▶ **STATED EXERCISE**: The required output is the line that contains "Give me a plain-text" plus every line after it in the listing below, copied exactly as it appears.

▶ **DATASET ENTRIES**:
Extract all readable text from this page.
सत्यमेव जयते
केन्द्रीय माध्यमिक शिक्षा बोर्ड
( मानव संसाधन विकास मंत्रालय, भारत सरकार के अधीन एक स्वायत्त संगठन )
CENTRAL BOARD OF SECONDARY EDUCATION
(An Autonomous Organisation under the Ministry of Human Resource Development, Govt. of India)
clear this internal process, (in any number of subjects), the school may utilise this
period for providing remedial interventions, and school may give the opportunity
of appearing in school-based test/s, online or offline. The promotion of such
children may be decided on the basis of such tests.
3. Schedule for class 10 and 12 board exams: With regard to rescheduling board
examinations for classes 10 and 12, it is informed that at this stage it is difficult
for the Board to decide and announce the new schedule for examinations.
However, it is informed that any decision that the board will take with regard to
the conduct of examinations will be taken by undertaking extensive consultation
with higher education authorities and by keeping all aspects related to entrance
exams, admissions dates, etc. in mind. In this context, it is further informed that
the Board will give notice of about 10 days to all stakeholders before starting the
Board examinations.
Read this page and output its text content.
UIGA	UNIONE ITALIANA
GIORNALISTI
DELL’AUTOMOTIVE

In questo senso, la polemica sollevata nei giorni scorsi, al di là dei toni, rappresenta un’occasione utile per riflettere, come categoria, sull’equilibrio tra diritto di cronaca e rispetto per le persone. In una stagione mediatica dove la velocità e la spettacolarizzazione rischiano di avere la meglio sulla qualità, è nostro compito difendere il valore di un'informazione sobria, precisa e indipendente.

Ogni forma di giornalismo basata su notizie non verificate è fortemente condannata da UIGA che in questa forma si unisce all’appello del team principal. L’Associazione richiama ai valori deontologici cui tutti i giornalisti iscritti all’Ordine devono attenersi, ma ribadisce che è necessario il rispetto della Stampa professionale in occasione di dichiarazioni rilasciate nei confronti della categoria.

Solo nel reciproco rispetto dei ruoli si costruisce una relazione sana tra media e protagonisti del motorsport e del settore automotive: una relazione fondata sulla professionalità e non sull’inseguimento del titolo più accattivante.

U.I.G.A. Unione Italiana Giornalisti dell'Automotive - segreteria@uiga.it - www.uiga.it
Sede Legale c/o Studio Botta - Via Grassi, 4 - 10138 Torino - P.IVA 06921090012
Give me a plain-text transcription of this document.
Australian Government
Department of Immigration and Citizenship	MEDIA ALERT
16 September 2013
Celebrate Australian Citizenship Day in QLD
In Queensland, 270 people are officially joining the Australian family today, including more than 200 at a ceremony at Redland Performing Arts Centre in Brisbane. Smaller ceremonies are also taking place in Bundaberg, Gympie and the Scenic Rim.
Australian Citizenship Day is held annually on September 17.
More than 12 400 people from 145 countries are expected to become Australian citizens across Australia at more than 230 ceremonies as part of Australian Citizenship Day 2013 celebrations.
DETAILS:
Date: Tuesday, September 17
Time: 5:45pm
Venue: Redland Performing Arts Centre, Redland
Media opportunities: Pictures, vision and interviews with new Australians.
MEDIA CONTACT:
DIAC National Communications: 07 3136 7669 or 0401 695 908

▶ **ANSWER**:
Give me a plain-text transcription of this document.
Australian Government
Department of Immigration and Citizenship	MEDIA ALERT
16 September 2013
Celebrate Australian Citizenship Day in QLD
In Queensland, 270 people are officially joining the Australian family today, including more than 200 at a ceremony at Redland Performing Arts Centre in Brisbane. Smaller ceremonies are also taking place in Bundaberg, Gympie and the Scenic Rim.
Australian Citizenship Day is held annually on September 17.
More than 12 400 people from 145 countries are expected to become Australian citizens across Australia at more than 230 ceremonies as part of Australian Citizenship Day 2013 celebrations.
DETAILS:
Date: Tuesday, September 17
Time: 5:45pm
Venue: Redland Performing Arts Centre, Redland
Media opportunities: Pictures, vision and interviews with new Australians.
MEDIA CONTACT:
DIAC National Communications: 07 3136 7669 or 0401 695 908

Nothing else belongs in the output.